Go through the entries below and print each one exactly, leaving out pictures.

[Stored records]
******************************

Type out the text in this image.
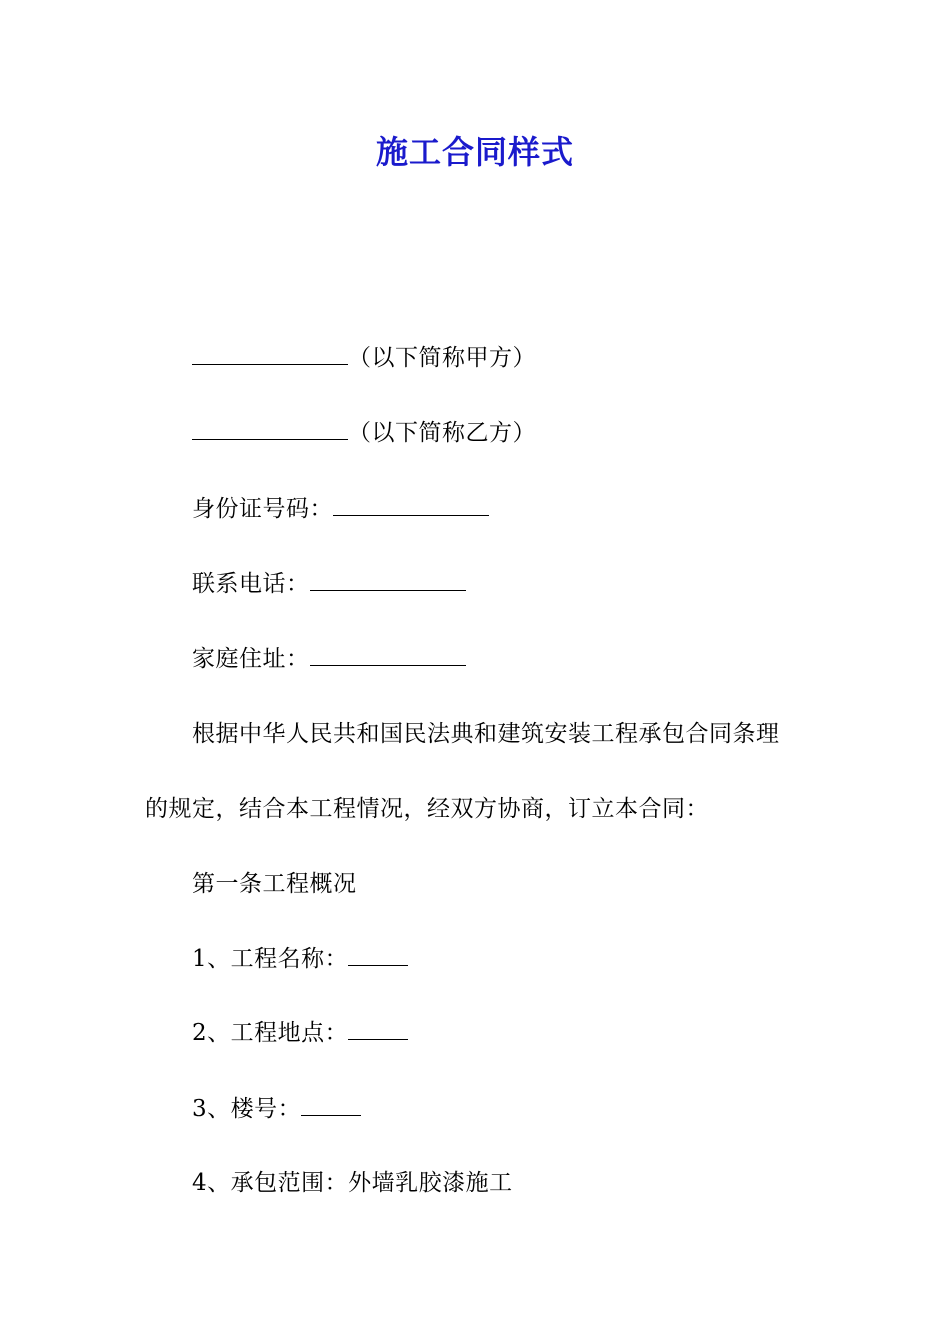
施工合同样式
（以下简称甲方）
（以下简称乙方）
身份证号码：
联系电话：
家庭住址：
根据中华人民共和国民法典和建筑安装工程承包合同条理
的规定，结合本工程情况，经双方协商，订立本合同：
第一条工程概况
1、工程名称：
2、工程地点：
3、楼号：
4、承包范围：外墙乳胶漆施工
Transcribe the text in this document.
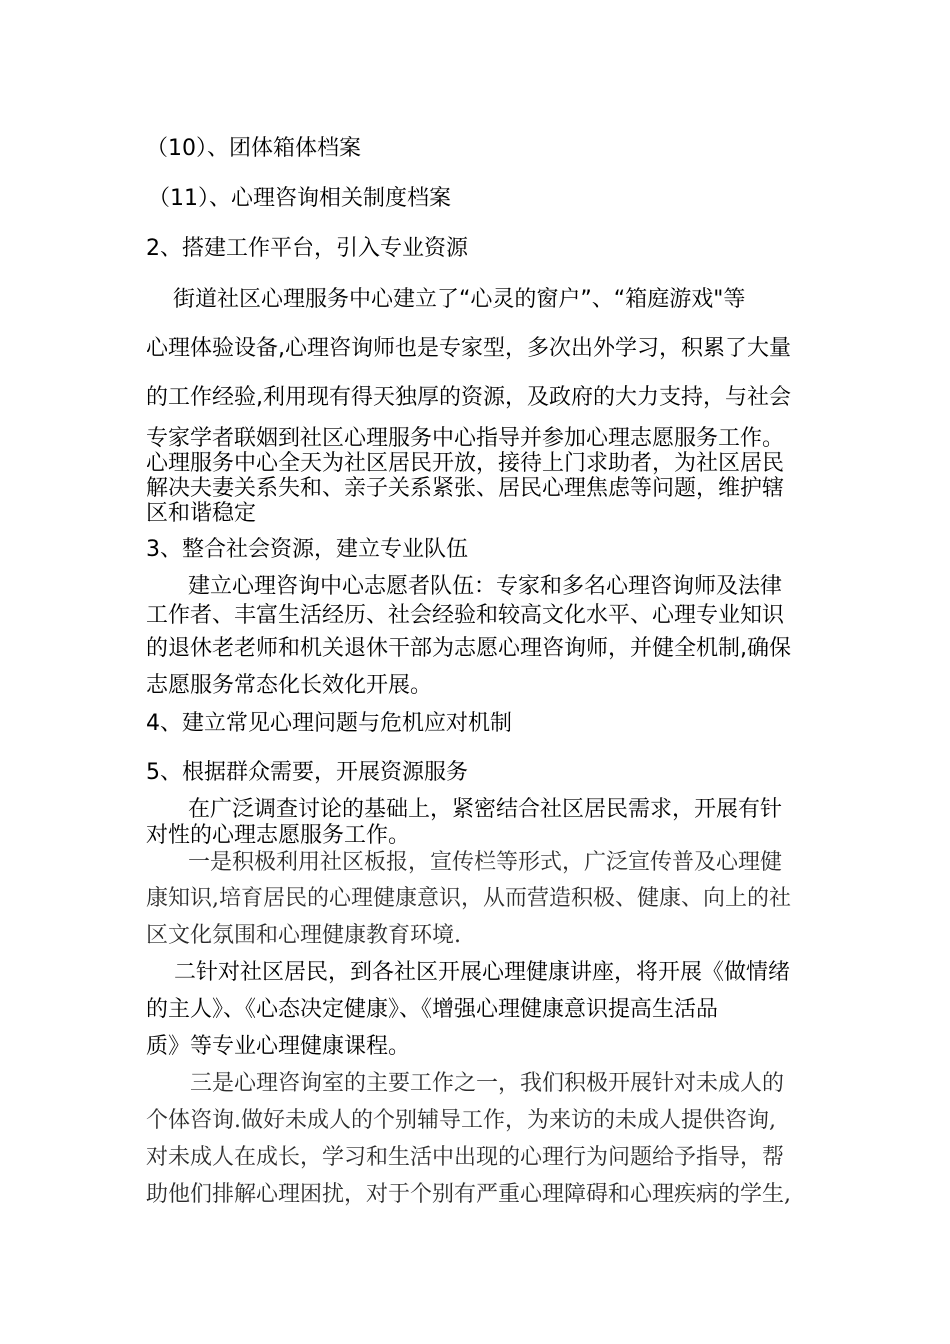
（10）、团体箱体档案

（11）、心理咨询相关制度档案

2、搭建工作平台，引入专业资源

街道社区心理服务中心建立了“心灵的窗户”、“箱庭游戏"等

心理体验设备,心理咨询师也是专家型，多次出外学习，积累了大量

的工作经验,利用现有得天独厚的资源，及政府的大力支持，与社会

专家学者联姻到社区心理服务中心指导并参加心理志愿服务工作。

心理服务中心全天为社区居民开放，接待上门求助者，为社区居民

解决夫妻关系失和、亲子关系紧张、居民心理焦虑等问题，维护辖

区和谐稳定

3、整合社会资源，建立专业队伍

建立心理咨询中心志愿者队伍：专家和多名心理咨询师及法律

工作者、丰富生活经历、社会经验和较高文化水平、心理专业知识

的退休老老师和机关退休干部为志愿心理咨询师，并健全机制,确保

志愿服务常态化长效化开展。

4、建立常见心理问题与危机应对机制

5、根据群众需要，开展资源服务

在广泛调查讨论的基础上，紧密结合社区居民需求，开展有针

对性的心理志愿服务工作。

一是积极利用社区板报，宣传栏等形式，广泛宣传普及心理健

康知识,培育居民的心理健康意识，从而营造积极、健康、向上的社

区文化氛围和心理健康教育环境.

二针对社区居民，到各社区开展心理健康讲座，将开展《做情绪

的主人》、《心态决定健康》、《增强心理健康意识提高生活品

质》等专业心理健康课程。

三是心理咨询室的主要工作之一，我们积极开展针对未成人的

个体咨询.做好未成人的个别辅导工作，为来访的未成人提供咨询,

对未成人在成长，学习和生活中出现的心理行为问题给予指导，帮

助他们排解心理困扰，对于个别有严重心理障碍和心理疾病的学生,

******************************

■ Right answer ■
Type out the text in this image.
施工合同样式
（以下简称甲方）
（以下简称乙方）
身份证号码：
联系电话：
家庭住址：
根据中华人民共和国民法典和建筑安装工程承包合同条理
的规定，结合本工程情况，经双方协商，订立本合同：
第一条工程概况
1、工程名称：
2、工程地点：
3、楼号：
4、承包范围：外墙乳胶漆施工
Transcribe the text in this document.
（10）、团体箱体档案

（11）、心理咨询相关制度档案

2、搭建工作平台，引入专业资源

街道社区心理服务中心建立了“心灵的窗户”、“箱庭游戏"等

心理体验设备,心理咨询师也是专家型，多次出外学习，积累了大量

的工作经验,利用现有得天独厚的资源，及政府的大力支持，与社会

专家学者联姻到社区心理服务中心指导并参加心理志愿服务工作。

心理服务中心全天为社区居民开放，接待上门求助者，为社区居民

解决夫妻关系失和、亲子关系紧张、居民心理焦虑等问题，维护辖

区和谐稳定

3、整合社会资源，建立专业队伍

建立心理咨询中心志愿者队伍：专家和多名心理咨询师及法律

工作者、丰富生活经历、社会经验和较高文化水平、心理专业知识

的退休老老师和机关退休干部为志愿心理咨询师，并健全机制,确保

志愿服务常态化长效化开展。

4、建立常见心理问题与危机应对机制

5、根据群众需要，开展资源服务

在广泛调查讨论的基础上，紧密结合社区居民需求，开展有针

对性的心理志愿服务工作。

一是积极利用社区板报，宣传栏等形式，广泛宣传普及心理健

康知识,培育居民的心理健康意识，从而营造积极、健康、向上的社

区文化氛围和心理健康教育环境.

二针对社区居民，到各社区开展心理健康讲座，将开展《做情绪

的主人》、《心态决定健康》、《增强心理健康意识提高生活品

质》等专业心理健康课程。

三是心理咨询室的主要工作之一，我们积极开展针对未成人的

个体咨询.做好未成人的个别辅导工作，为来访的未成人提供咨询,

对未成人在成长，学习和生活中出现的心理行为问题给予指导，帮

助他们排解心理困扰，对于个别有严重心理障碍和心理疾病的学生,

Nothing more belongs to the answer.